What is being asked
In the listing below, find each line that holds the string "gravitate" and copy it.

START Excerpted data

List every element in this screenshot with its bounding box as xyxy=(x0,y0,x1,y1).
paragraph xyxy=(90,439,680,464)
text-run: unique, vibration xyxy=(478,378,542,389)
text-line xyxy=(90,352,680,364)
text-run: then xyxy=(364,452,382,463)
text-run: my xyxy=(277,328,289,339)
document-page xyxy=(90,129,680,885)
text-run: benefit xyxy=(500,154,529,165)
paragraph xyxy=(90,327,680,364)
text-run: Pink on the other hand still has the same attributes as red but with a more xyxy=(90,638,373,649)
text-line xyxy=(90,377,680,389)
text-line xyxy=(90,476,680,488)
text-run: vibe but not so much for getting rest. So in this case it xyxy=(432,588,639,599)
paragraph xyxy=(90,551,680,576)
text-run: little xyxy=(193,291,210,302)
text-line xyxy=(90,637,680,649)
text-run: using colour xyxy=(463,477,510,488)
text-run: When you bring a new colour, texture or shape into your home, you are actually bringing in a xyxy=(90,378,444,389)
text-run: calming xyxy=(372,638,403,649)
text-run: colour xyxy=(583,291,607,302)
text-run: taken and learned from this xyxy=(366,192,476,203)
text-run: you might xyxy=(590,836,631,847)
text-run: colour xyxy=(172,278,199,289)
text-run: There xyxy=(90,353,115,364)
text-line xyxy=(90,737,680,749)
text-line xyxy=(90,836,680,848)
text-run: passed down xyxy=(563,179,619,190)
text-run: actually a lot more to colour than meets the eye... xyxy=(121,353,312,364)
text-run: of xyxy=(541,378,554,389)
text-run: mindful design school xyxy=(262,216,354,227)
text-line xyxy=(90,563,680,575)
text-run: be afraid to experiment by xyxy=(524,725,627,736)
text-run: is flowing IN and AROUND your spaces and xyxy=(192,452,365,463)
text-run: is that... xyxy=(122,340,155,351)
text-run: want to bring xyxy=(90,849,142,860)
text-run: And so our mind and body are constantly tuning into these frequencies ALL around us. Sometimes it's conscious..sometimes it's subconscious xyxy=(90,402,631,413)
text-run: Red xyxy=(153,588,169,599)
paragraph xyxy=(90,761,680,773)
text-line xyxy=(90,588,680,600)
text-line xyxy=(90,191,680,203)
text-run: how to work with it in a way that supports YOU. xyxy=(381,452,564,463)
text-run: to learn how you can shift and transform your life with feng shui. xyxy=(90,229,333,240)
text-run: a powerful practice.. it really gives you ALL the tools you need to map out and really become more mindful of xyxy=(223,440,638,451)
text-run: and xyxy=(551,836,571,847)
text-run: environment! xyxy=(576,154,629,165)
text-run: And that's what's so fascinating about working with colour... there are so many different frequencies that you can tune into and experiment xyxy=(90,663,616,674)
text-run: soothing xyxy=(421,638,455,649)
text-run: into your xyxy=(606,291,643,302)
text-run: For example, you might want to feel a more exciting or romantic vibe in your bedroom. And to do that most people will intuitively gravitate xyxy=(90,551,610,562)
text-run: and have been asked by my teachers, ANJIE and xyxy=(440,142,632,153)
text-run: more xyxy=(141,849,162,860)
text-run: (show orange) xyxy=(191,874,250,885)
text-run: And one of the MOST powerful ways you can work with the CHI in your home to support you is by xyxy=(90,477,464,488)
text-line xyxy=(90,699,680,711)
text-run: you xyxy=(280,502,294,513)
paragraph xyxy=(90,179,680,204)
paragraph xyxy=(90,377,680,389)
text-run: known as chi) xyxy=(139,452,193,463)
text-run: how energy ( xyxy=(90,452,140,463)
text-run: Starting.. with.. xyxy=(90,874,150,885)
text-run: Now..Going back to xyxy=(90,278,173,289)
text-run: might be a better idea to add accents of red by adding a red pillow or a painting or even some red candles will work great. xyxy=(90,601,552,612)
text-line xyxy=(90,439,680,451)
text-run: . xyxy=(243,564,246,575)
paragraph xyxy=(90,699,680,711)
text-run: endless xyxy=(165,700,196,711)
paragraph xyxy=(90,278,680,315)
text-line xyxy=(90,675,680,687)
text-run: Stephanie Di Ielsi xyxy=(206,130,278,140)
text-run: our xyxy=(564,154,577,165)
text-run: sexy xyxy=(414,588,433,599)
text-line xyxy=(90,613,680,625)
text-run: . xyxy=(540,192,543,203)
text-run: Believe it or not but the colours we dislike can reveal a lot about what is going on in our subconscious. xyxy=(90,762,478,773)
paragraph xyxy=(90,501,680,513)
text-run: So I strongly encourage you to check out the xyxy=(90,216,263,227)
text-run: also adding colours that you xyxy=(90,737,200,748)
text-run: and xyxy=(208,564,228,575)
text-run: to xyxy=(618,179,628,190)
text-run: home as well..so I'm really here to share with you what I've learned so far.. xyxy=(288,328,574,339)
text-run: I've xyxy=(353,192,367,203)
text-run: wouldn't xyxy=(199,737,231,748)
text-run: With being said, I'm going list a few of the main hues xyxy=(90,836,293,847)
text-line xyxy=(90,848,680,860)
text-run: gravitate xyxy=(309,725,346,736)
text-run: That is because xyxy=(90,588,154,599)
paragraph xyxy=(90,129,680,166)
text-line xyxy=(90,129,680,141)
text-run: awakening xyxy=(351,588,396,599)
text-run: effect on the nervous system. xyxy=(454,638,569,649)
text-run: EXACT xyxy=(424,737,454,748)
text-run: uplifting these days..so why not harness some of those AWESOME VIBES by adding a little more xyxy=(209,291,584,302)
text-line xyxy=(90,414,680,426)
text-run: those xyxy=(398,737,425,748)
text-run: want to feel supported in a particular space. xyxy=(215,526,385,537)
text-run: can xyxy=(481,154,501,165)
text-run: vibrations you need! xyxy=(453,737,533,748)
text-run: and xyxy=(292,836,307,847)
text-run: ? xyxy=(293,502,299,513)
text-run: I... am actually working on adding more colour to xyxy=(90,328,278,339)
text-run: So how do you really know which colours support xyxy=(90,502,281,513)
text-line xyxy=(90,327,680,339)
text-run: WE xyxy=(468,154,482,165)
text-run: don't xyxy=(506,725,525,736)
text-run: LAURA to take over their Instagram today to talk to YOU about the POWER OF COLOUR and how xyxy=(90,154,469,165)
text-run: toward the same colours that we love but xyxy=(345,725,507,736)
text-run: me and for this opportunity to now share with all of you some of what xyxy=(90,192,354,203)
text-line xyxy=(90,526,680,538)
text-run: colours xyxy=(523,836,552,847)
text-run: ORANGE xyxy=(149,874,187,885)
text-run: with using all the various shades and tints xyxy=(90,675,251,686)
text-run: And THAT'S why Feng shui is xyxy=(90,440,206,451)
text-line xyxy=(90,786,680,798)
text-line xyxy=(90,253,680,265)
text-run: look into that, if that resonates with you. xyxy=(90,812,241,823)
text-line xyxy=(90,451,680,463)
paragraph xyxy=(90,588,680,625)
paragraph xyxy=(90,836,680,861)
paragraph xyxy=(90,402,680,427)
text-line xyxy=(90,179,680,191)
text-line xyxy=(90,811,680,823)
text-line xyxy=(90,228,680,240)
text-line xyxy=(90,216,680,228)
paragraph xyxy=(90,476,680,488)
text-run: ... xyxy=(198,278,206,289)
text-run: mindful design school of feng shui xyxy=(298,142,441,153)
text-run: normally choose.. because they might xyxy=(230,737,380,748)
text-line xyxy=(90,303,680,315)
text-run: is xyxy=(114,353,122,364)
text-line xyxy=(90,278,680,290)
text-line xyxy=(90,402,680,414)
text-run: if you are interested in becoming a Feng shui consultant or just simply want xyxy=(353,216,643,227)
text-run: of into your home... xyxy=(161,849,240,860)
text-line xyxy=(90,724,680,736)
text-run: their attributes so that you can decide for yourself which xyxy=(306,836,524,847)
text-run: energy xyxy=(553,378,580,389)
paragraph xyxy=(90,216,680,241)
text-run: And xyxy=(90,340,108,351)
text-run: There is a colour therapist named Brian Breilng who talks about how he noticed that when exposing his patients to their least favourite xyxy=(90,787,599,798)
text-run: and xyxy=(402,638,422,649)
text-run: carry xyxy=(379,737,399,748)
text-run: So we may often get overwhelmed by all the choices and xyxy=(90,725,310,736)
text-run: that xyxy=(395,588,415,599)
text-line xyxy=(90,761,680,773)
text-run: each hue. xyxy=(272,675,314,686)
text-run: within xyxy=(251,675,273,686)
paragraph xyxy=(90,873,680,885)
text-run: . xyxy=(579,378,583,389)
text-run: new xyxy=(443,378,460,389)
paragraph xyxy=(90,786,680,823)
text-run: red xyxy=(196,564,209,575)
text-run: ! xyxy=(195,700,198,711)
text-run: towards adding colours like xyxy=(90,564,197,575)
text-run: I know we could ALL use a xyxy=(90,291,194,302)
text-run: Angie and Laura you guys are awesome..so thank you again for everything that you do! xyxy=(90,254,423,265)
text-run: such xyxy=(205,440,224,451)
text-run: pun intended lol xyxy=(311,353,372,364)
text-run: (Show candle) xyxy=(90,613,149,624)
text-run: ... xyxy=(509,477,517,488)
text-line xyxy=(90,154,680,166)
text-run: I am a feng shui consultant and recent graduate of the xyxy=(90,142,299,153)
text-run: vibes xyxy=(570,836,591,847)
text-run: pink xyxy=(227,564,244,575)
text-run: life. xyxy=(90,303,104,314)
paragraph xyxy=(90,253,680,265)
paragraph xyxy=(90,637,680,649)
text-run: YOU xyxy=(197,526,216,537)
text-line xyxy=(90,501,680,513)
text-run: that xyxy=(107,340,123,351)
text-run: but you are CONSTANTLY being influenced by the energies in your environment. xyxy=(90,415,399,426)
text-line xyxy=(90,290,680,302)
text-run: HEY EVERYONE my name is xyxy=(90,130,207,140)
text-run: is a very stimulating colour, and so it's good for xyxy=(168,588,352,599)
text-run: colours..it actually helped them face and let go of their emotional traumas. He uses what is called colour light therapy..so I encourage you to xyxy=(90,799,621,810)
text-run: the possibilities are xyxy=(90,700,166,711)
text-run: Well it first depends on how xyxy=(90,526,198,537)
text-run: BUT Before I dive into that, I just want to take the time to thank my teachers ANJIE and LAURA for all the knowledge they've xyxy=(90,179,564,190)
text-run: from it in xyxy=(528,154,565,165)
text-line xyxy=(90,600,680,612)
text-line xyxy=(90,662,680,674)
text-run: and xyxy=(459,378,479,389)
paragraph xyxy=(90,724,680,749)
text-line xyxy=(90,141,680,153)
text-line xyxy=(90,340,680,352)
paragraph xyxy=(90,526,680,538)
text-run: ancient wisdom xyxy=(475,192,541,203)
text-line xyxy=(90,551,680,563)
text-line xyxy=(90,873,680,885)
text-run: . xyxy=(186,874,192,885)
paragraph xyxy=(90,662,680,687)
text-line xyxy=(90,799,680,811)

END Excerpted data

Problem solution
text-run: For example, you might want to feel a more exciting or romantic vibe in your bedroom. And to do that most people will intuitively gravitate xyxy=(90,551,610,562)
text-run: gravitate xyxy=(309,725,346,736)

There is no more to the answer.